## WHAT IS ASKED
No images are to be carried over; print all other material exactly as it stands.
--- --- ---
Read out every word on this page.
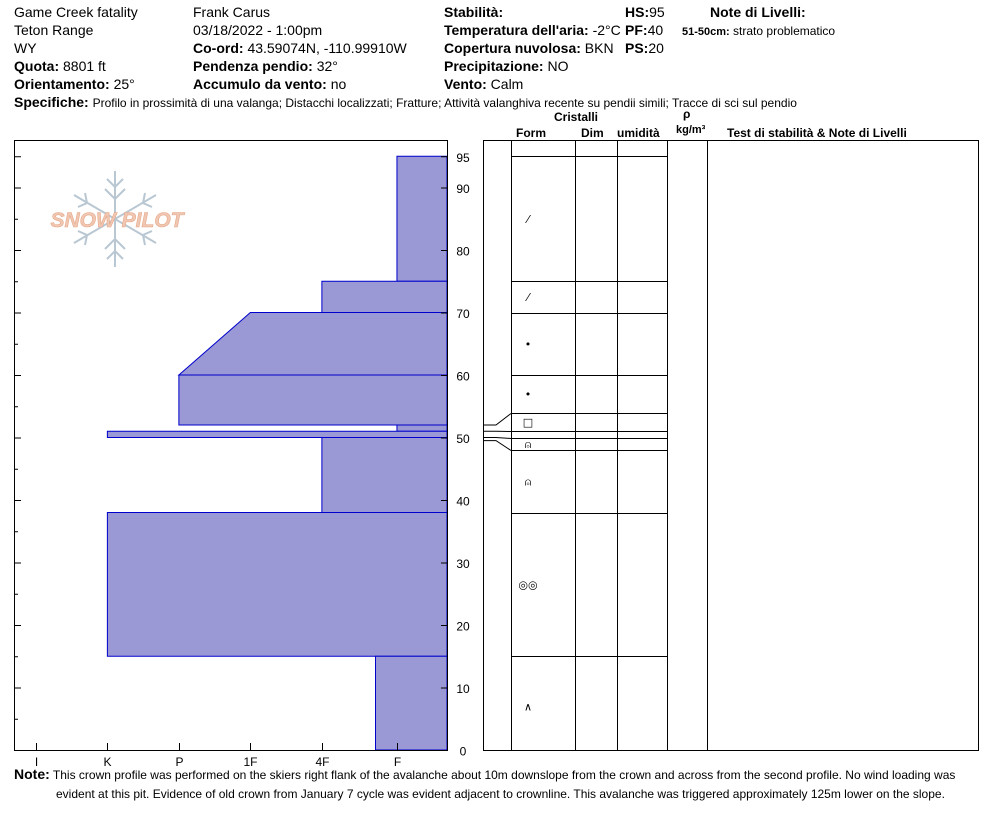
Game Creek fatality
Teton Range
WY
Quota: 8801 ft
Orientamento: 25°
Frank Carus
03/18/2022 - 1:00pm
Co-ord: 43.59074N, -110.99910W
Pendenza pendio: 32°
Accumulo da vento: no
Stabilità:
Temperatura dell'aria: -2°C
Copertura nuvolosa: BKN
Precipitazione: NO
Vento: Calm
HS:95
PF:40
PS:20
Note di Livelli:
51-50cm: strato problematico
Specifiche: Profilo in prossimità di una valanga; Distacchi localizzati; Fratture; Attività valanghiva recente su pendii simili; Tracce di sci sul pendio
Cristalli
Form	Dim umidità
ρ
kg/m³ Test di stabilità & Note di Livelli
0
10
20
30
40
50
60
70
80
90
95
I	K	P	1F	4F	F
⁄
⁄
•
•
□
⍝
⍝
◎◎
∧
SNOW PILOT
Note: This crown profile was performed on the skiers right flank of the avalanche about 10m downslope from the crown and across from the second profile. No wind loading was
evident at this pit. Evidence of old crown from January 7 cycle was evident adjacent to crownline. This avalanche was triggered approximately 125m lower on the slope.
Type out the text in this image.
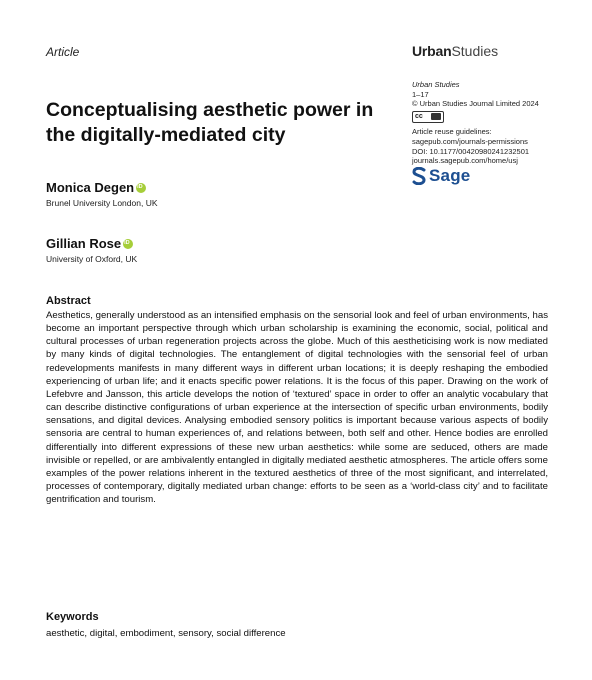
Article	UrbanStudies
Urban Studies
1–17
© Urban Studies Journal Limited 2024
cc
Article reuse guidelines:
sagepub.com/journals-permissions
DOI: 10.1177/00420980241232501
journals.sagepub.com/home/usj
Sage
Conceptualising aesthetic power in the digitally-mediated city
Monica Degen
iD
Brunel University London, UK
Gillian Rose
iD
University of Oxford, UK
Abstract

Aesthetics, generally understood as an intensified emphasis on the sensorial look and feel of urban environments, has become an important perspective through which urban scholarship is examining the economic, social, political and cultural processes of urban regeneration projects across the globe. Much of this aestheticising work is now mediated by many kinds of digital technologies. The entanglement of digital technologies with the sensorial feel of urban redevelopments manifests in many different ways in different urban locations; it is deeply reshaping the embodied experiencing of urban life; and it enacts specific power relations. It is the focus of this paper. Drawing on the work of Lefebvre and Jansson, this article develops the notion of ‘textured’ space in order to offer an analytic vocabulary that can describe distinctive configurations of urban experience at the intersection of specific urban environments, bodily sensations, and digital devices. Analysing embodied sensory politics is important because various aspects of bodily sensoria are central to human experiences of, and relations between, both self and other. Hence bodies are enrolled differentially into different expressions of these new urban aesthetics: while some are seduced, others are made invisible or repelled, or are ambivalently entangled in digitally mediated aesthetic atmospheres. The article offers some examples of the power relations inherent in the textured aesthetics of three of the most significant, and interrelated, processes of contemporary, digitally mediated urban change: efforts to be seen as a ‘world-class city’ and to facilitate gentrification and tourism.

Keywords

aesthetic, digital, embodiment, sensory, social difference
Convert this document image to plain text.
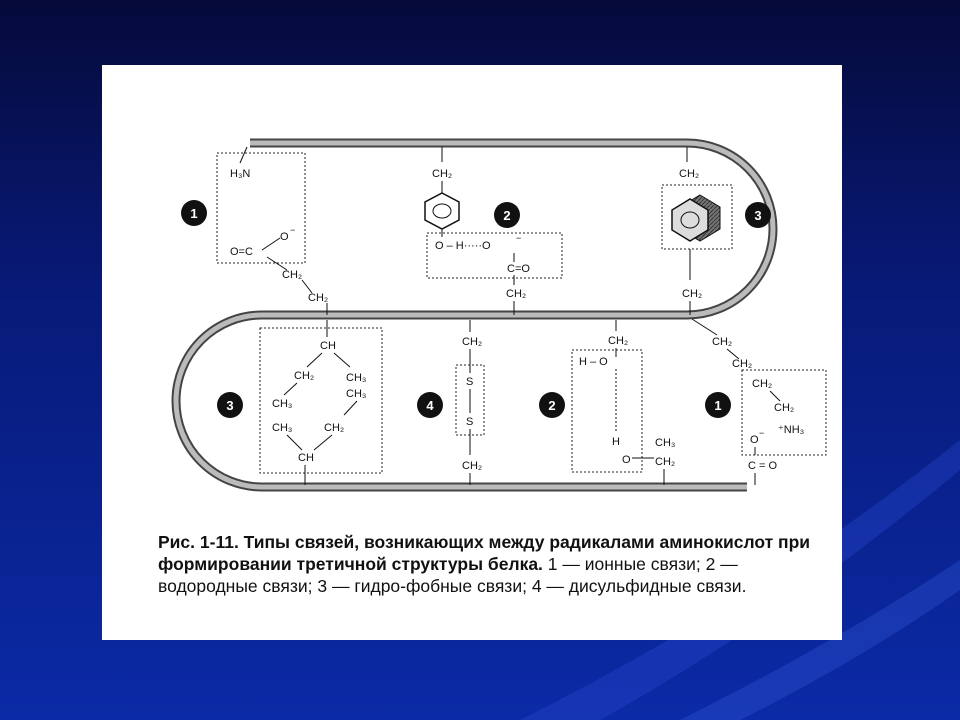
H₃N
O
−
O=C
CH₂
CH₂
1
CH₂
O – H·····O
−
C=O
CH₂
2
CH₂
CH₂
3
3
CH
CH₂	CH₃
CH₃
CH₃
CH₃	CH₂
CH
4
CH₂
S
S
CH₂
2
CH₂
H – O
H
O
CH₃
CH₂
CH₂
CH₂
CH₂
CH₂
⁺NH₃
O
−
C = O
1
Рис. 1-11. Типы связей, возникающих между радикалами аминокислот при формировании третичной структуры белка. 1 — ионные связи; 2 — водородные связи; 3 — гидро-фобные связи; 4 — дисульфидные связи.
--- --- ---
## ANSWER FOR THE TASK
Read out every word on this page.
Game Creek fatality
Teton Range
WY
Quota: 8801 ft
Orientamento: 25°
Frank Carus
03/18/2022 - 1:00pm
Co-ord: 43.59074N, -110.99910W
Pendenza pendio: 32°
Accumulo da vento: no
Stabilità:
Temperatura dell'aria: -2°C
Copertura nuvolosa: BKN
Precipitazione: NO
Vento: Calm
HS:95
PF:40
PS:20
Note di Livelli:
51-50cm: strato problematico
Specifiche: Profilo in prossimità di una valanga; Distacchi localizzati; Fratture; Attività valanghiva recente su pendii simili; Tracce di sci sul pendio
Cristalli
Form	Dim umidità
ρ
kg/m³ Test di stabilità & Note di Livelli
0
10
20
30
40
50
60
70
80
90
95
I	K	P	1F	4F	F
⁄
⁄
•
•
□
⍝
⍝
◎◎
∧
SNOW PILOT
Note: This crown profile was performed on the skiers right flank of the avalanche about 10m downslope from the crown and across from the second profile. No wind loading was
evident at this pit. Evidence of old crown from January 7 cycle was evident adjacent to crownline. This avalanche was triggered approximately 125m lower on the slope.
Type out the text in this image.
Article	UrbanStudies
Urban Studies
1–17
© Urban Studies Journal Limited 2024
cc
Article reuse guidelines:
sagepub.com/journals-permissions
DOI: 10.1177/00420980241232501
journals.sagepub.com/home/usj
Sage
Conceptualising aesthetic power in the digitally-mediated city
Monica Degen
iD
Brunel University London, UK
Gillian Rose
iD
University of Oxford, UK
Abstract

Aesthetics, generally understood as an intensified emphasis on the sensorial look and feel of urban environments, has become an important perspective through which urban scholarship is examining the economic, social, political and cultural processes of urban regeneration projects across the globe. Much of this aestheticising work is now mediated by many kinds of digital technologies. The entanglement of digital technologies with the sensorial feel of urban redevelopments manifests in many different ways in different urban locations; it is deeply reshaping the embodied experiencing of urban life; and it enacts specific power relations. It is the focus of this paper. Drawing on the work of Lefebvre and Jansson, this article develops the notion of ‘textured’ space in order to offer an analytic vocabulary that can describe distinctive configurations of urban experience at the intersection of specific urban environments, bodily sensations, and digital devices. Analysing embodied sensory politics is important because various aspects of bodily sensoria are central to human experiences of, and relations between, both self and other. Hence bodies are enrolled differentially into different expressions of these new urban aesthetics: while some are seduced, others are made invisible or repelled, or are ambivalently entangled in digitally mediated aesthetic atmospheres. The article offers some examples of the power relations inherent in the textured aesthetics of three of the most significant, and interrelated, processes of contemporary, digitally mediated urban change: efforts to be seen as a ‘world-class city’ and to facilitate gentrification and tourism.

Keywords

aesthetic, digital, embodiment, sensory, social difference
Convert this document image to plain text.
H₃N
O
−
O=C
CH₂
CH₂
1
CH₂
O – H·····O
−
C=O
CH₂
2
CH₂
CH₂
3
3
CH
CH₂	CH₃
CH₃
CH₃
CH₃	CH₂
CH
4
CH₂
S
S
CH₂
2
CH₂
H – O
H
O
CH₃
CH₂
CH₂
CH₂
CH₂
CH₂
⁺NH₃
O
−
C = O
1
Рис. 1-11. Типы связей, возникающих между радикалами аминокислот при формировании третичной структуры белка. 1 — ионные связи; 2 — водородные связи; 3 — гидро-фобные связи; 4 — дисульфидные связи.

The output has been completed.